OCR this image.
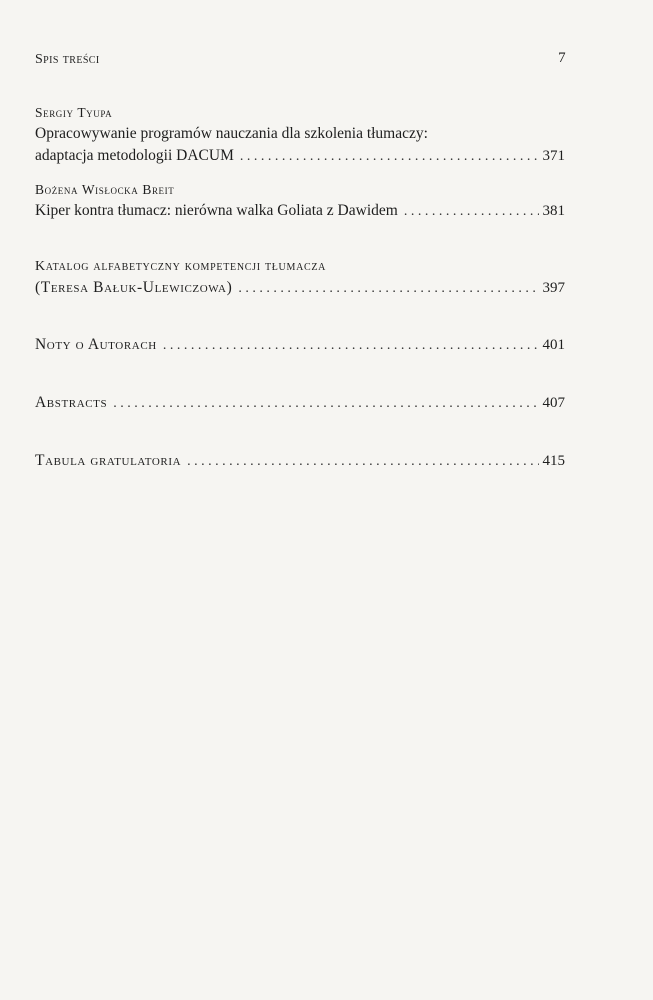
Spis treści	7
Sergiy Tyupa
Opracowywanie programów nauczania dla szkolenia tłumaczy:
adaptacja metodologii DACUM . . .	371
Bożena Wisłocka Breit
Kiper kontra tłumacz: nierówna walka Goliata z Dawidem . . .	381
Katalog alfabetyczny kompetencji tłumacza
(Teresa Bałuk-Ulewiczowa) . . .	397
Noty o Autorach . . .	401
Abstracts . . .	407
Tabula gratulatoria . . .	415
==============================
Transcribe all of the entries word for word, but skip any pictures they contain.

Solution to this exercise:
OCR this image.
Spis treści	7
Sergiy Tyupa
Opracowywanie programów nauczania dla szkolenia tłumaczy:
adaptacja metodologii DACUM . . .	371
Bożena Wisłocka Breit
Kiper kontra tłumacz: nierówna walka Goliata z Dawidem . . .	381
Katalog alfabetyczny kompetencji tłumacza
(Teresa Bałuk-Ulewiczowa) . . .	397
Noty o Autorach . . .	401
Abstracts . . .	407
Tabula gratulatoria . . .	415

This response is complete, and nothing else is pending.